(Data records)
----

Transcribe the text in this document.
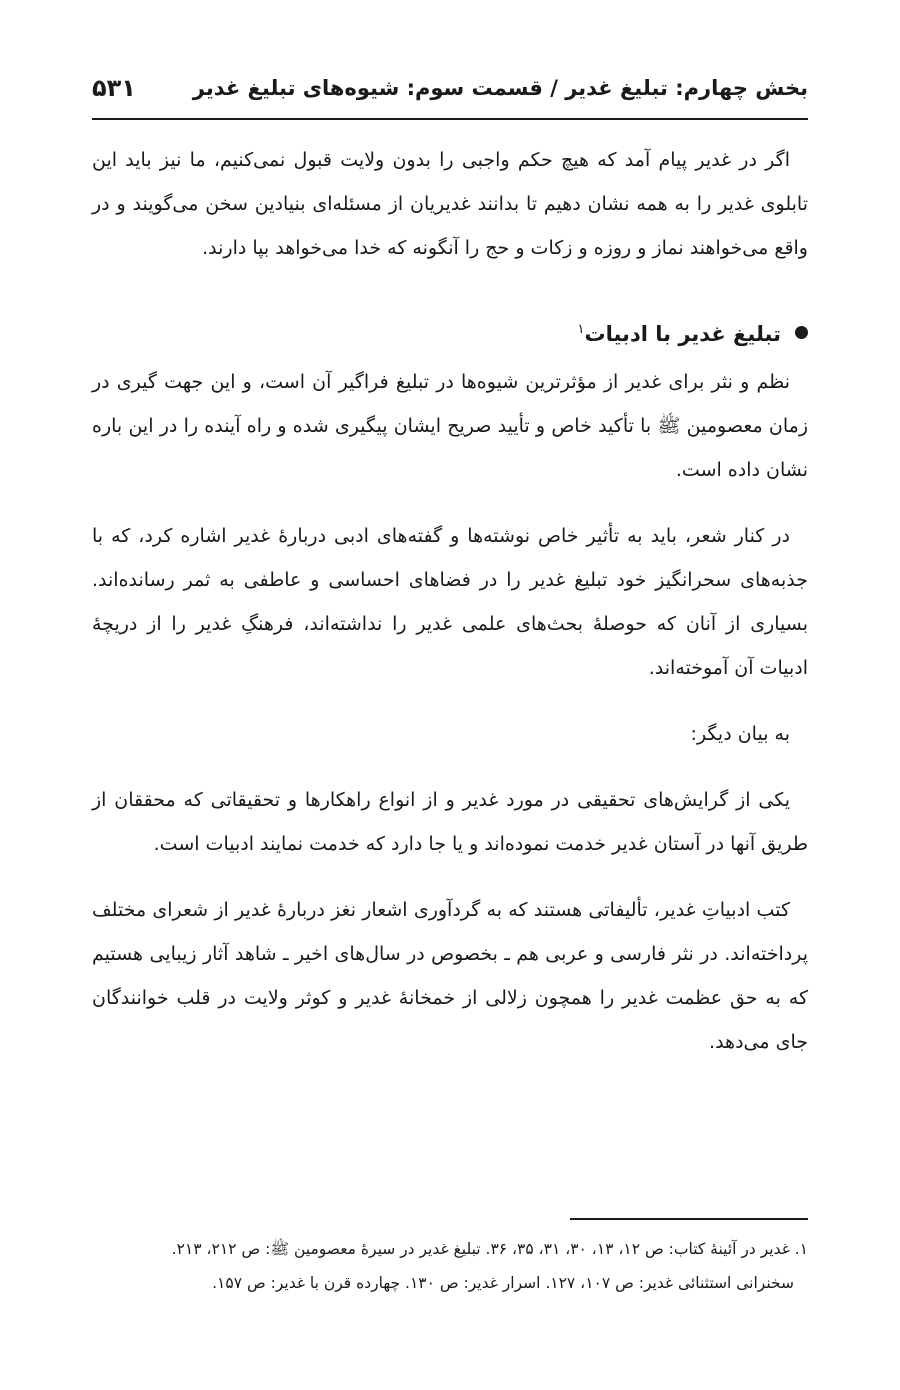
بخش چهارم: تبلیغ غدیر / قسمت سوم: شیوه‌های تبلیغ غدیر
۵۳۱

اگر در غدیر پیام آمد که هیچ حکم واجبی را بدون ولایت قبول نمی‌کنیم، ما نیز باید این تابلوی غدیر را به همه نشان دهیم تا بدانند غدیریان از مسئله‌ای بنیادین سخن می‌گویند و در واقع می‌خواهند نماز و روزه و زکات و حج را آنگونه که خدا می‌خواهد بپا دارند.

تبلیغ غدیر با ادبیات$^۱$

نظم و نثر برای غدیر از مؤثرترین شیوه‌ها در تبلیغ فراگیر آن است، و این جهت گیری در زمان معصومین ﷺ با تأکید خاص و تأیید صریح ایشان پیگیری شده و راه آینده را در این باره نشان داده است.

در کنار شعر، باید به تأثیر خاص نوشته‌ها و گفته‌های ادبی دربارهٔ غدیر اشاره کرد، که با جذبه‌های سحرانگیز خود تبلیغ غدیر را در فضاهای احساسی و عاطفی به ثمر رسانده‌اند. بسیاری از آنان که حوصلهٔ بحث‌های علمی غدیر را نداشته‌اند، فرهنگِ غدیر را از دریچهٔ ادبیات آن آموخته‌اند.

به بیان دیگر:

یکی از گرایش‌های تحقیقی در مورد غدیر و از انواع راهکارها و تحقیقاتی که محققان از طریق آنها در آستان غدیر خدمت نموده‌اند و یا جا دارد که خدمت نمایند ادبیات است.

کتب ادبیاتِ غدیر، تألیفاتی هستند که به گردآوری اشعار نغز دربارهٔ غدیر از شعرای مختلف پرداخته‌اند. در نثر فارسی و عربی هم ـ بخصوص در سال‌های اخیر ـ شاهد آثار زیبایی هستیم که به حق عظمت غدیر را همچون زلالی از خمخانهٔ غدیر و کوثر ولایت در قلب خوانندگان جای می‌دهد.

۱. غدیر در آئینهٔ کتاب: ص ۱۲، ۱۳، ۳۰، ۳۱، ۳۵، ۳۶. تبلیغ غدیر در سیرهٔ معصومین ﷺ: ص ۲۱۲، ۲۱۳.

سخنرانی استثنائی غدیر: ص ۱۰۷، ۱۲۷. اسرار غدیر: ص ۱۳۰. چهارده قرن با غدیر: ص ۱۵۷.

----

GIVEN TASK:
Only lines with "درباره" are wanted here; list each of them.

REPLY:
در کنار شعر، باید به تأثیر خاص نوشته‌ها و گفته‌های ادبی دربارهٔ غدیر اشاره کرد، که با جذبه‌های سحرانگیز خود تبلیغ غدیر را در فضاهای احساسی و عاطفی به ثمر رسانده‌اند. بسیاری از آنان که حوصلهٔ بحث‌های علمی غدیر را نداشته‌اند، فرهنگِ غدیر را از دریچهٔ ادبیات آن آموخته‌اند.
کتب ادبیاتِ غدیر، تألیفاتی هستند که به گردآوری اشعار نغز دربارهٔ غدیر از شعرای مختلف پرداخته‌اند. در نثر فارسی و عربی هم ـ بخصوص در سال‌های اخیر ـ شاهد آثار زیبایی هستیم که به حق عظمت غدیر را همچون زلالی از خمخانهٔ غدیر و کوثر ولایت در قلب خوانندگان جای می‌دهد.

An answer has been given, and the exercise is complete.